___ Working data ___
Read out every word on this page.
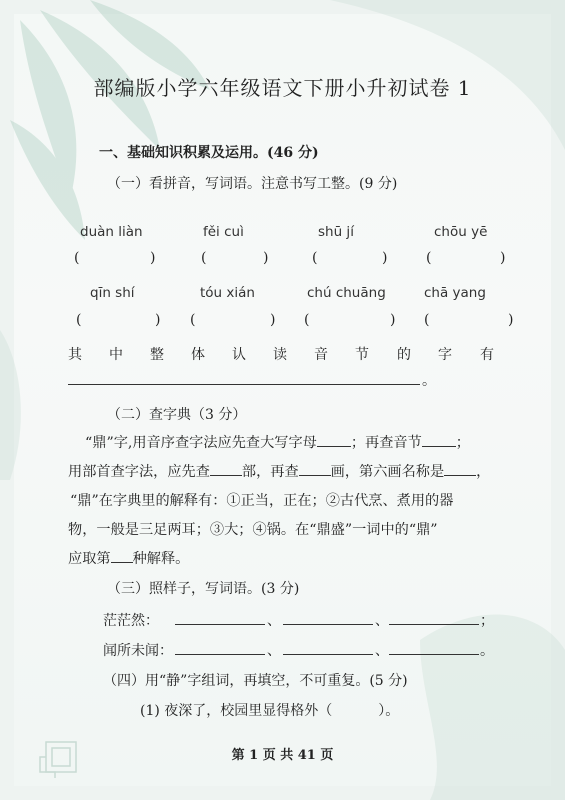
部编版小学六年级语文下册小升初试卷 1
一、基础知识积累及运用。(46 分)
（一）看拼音，写词语。注意书写工整。(9 分)
duàn liàn	fěi cuì	shū jí	chōu yē
(	)	(	)	(	)	(	)
qīn shí	tóu xián	chú chuāng	chā yang
(	) (	) (	) (	)
其 中 整 体 认 读 音 节 的 字 有
。
（二）查字典（3 分）
“鼎”字,用音序查字法应先查大写字母 ；再查音节 ；
用部首查字法，应先查 部，再查 画，第六画名称是 ，
“鼎”在字典里的解释有：①正当，正在；②古代烹、煮用的器
物，一般是三足两耳；③大；④锅。在“鼎盛”一词中的“鼎”
应取第 种解释。
（三）照样子，写词语。(3 分)
茫茫然：	、	、	；
闻所未闻：	、	、	。
（四）用“静”字组词，再填空，不可重复。(5 分)
(1) 夜深了，校园里显得格外（	）。
第 1 页 共 41 页
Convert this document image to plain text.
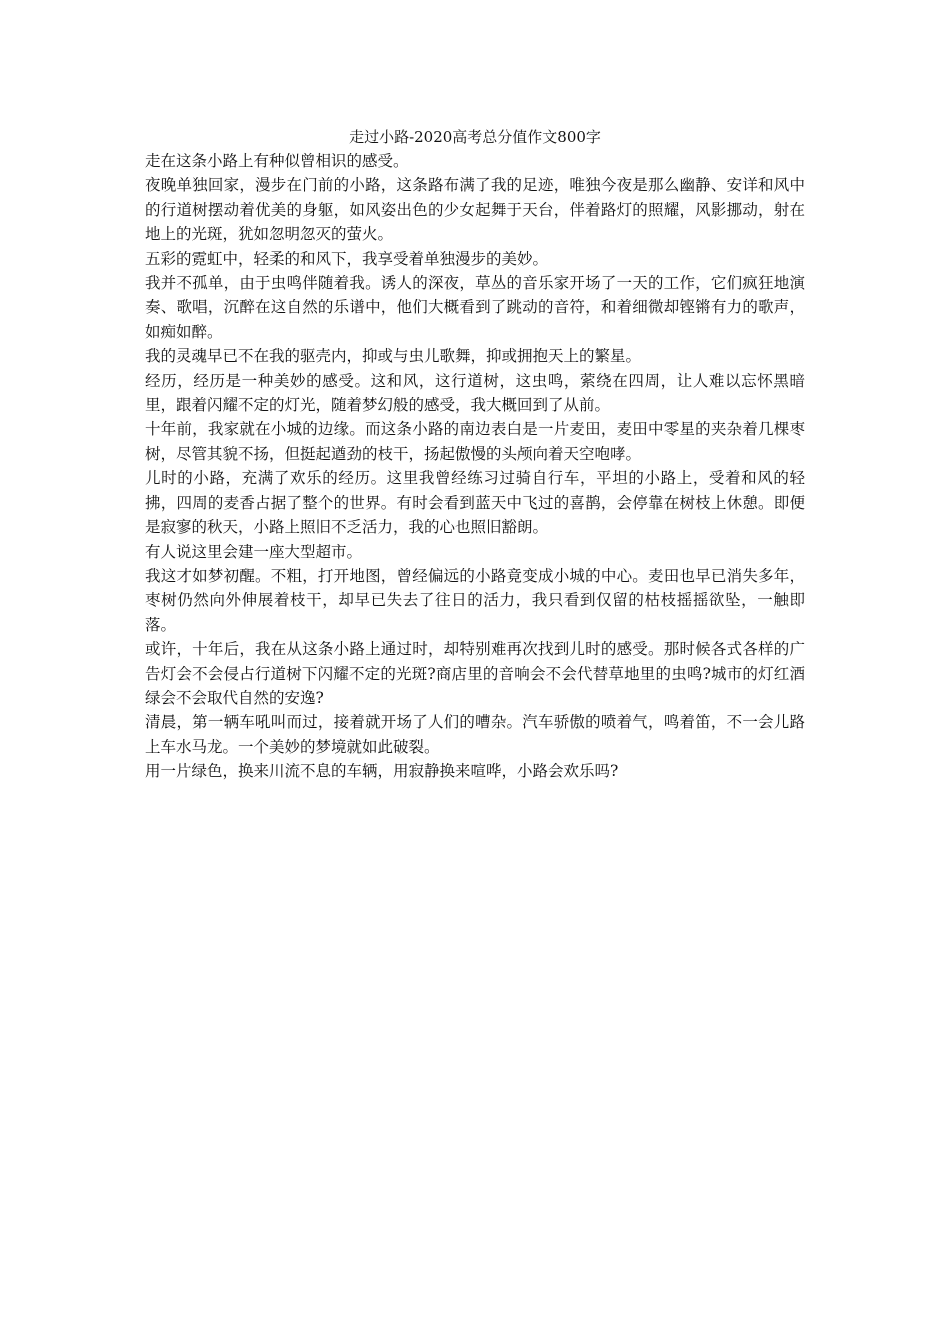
走过小路-2020高考总分值作文800字

走在这条小路上有种似曾相识的感受。

夜晚单独回家，漫步在门前的小路，这条路布满了我的足迹，唯独今夜是那么幽静、安详和风中的行道树摆动着优美的身躯，如风姿出色的少女起舞于天台，伴着路灯的照耀，风影挪动，射在地上的光斑，犹如忽明忽灭的萤火。

五彩的霓虹中，轻柔的和风下，我享受着单独漫步的美妙。

我并不孤单，由于虫鸣伴随着我。诱人的深夜，草丛的音乐家开场了一天的工作，它们疯狂地演奏、歌唱，沉醉在这自然的乐谱中，他们大概看到了跳动的音符，和着细微却铿锵有力的歌声，如痴如醉。

我的灵魂早已不在我的驱壳内，抑或与虫儿歌舞，抑或拥抱天上的繁星。

经历，经历是一种美妙的感受。这和风，这行道树，这虫鸣，萦绕在四周，让人难以忘怀黑暗里，跟着闪耀不定的灯光，随着梦幻般的感受，我大概回到了从前。

十年前，我家就在小城的边缘。而这条小路的南边表白是一片麦田，麦田中零星的夹杂着几棵枣树，尽管其貌不扬，但挺起遒劲的枝干，扬起傲慢的头颅向着天空咆哮。

儿时的小路，充满了欢乐的经历。这里我曾经练习过骑自行车，平坦的小路上，受着和风的轻拂，四周的麦香占据了整个的世界。有时会看到蓝天中飞过的喜鹊，会停靠在树枝上休憩。即便是寂寥的秋天，小路上照旧不乏活力，我的心也照旧豁朗。

有人说这里会建一座大型超市。

我这才如梦初醒。不粗，打开地图，曾经偏远的小路竟变成小城的中心。麦田也早已消失多年，枣树仍然向外伸展着枝干，却早已失去了往日的活力，我只看到仅留的枯枝摇摇欲坠，一触即落。

或许，十年后，我在从这条小路上通过时，却特别难再次找到儿时的感受。那时候各式各样的广告灯会不会侵占行道树下闪耀不定的光斑?商店里的音响会不会代替草地里的虫鸣?城市的灯红酒绿会不会取代自然的安逸?

清晨，第一辆车吼叫而过，接着就开场了人们的嘈杂。汽车骄傲的喷着气，鸣着笛，不一会儿路上车水马龙。一个美妙的梦境就如此破裂。

用一片绿色，换来川流不息的车辆，用寂静换来喧哗，小路会欢乐吗?
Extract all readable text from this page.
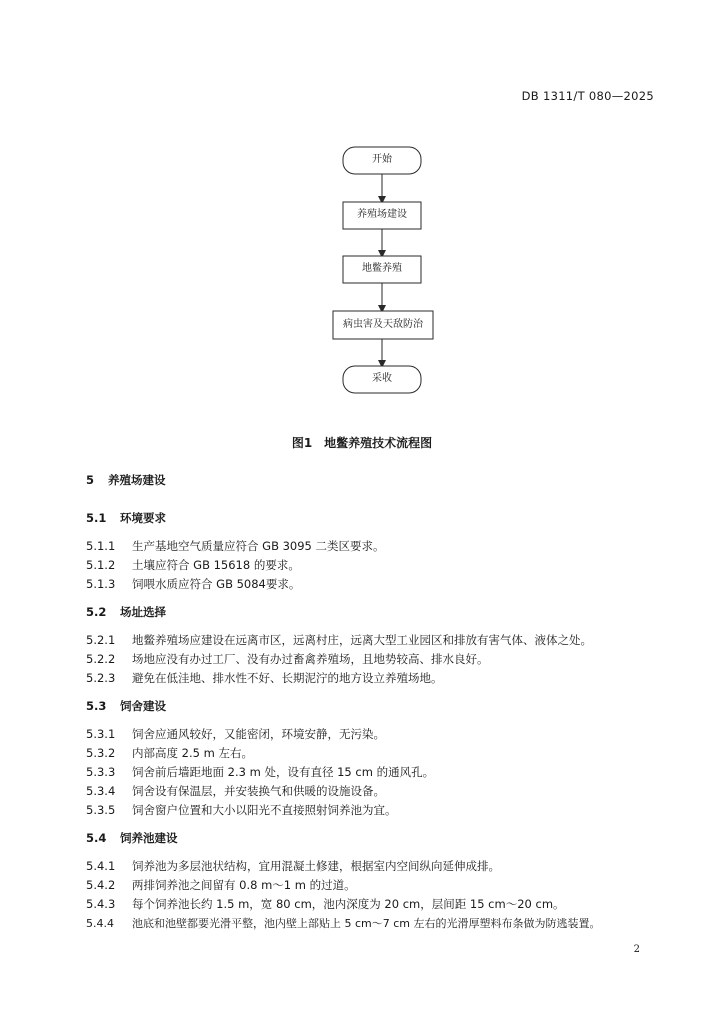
DB 1311/T 080—2025
开始
养殖场建设
地鳖养殖
病虫害及天敌防治
采收
图1　地鳖养殖技术流程图
5 养殖场建设
5.1 环境要求
5.1.1 生产基地空气质量应符合 GB 3095 二类区要求。
5.1.2 土壤应符合 GB 15618 的要求。
5.1.3 饲喂水质应符合 GB 5084要求。
5.2 场址选择
5.2.1 地鳖养殖场应建设在远离市区，远离村庄，远离大型工业园区和排放有害气体、液体之处。
5.2.2 场地应没有办过工厂、没有办过畜禽养殖场，且地势较高、排水良好。
5.2.3 避免在低洼地、排水性不好、长期泥泞的地方设立养殖场地。
5.3 饲舍建设
5.3.1 饲舍应通风较好，又能密闭，环境安静，无污染。
5.3.2 内部高度 2.5 m 左右。
5.3.3 饲舍前后墙距地面 2.3 m 处，设有直径 15 cm 的通风孔。
5.3.4 饲舍设有保温层，并安装换气和供暖的设施设备。
5.3.5 饲舍窗户位置和大小以阳光不直接照射饲养池为宜。
5.4 饲养池建设
5.4.1 饲养池为多层池状结构，宜用混凝土修建，根据室内空间纵向延伸成排。
5.4.2 两排饲养池之间留有 0.8 m～1 m 的过道。
5.4.3 每个饲养池长约 1.5 m，宽 80 cm，池内深度为 20 cm，层间距 15 cm～20 cm。
5.4.4 池底和池壁都要光滑平整，池内壁上部贴上 5 cm～7 cm 左右的光滑厚塑料布条做为防逃装置。
2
___
**Challenge**:
Look over the listing. Pull out every line with the string "this" in it.

**Worked answer**:
Read out every word on this page.
Convert this document image to plain text.
Extract all readable text from this page.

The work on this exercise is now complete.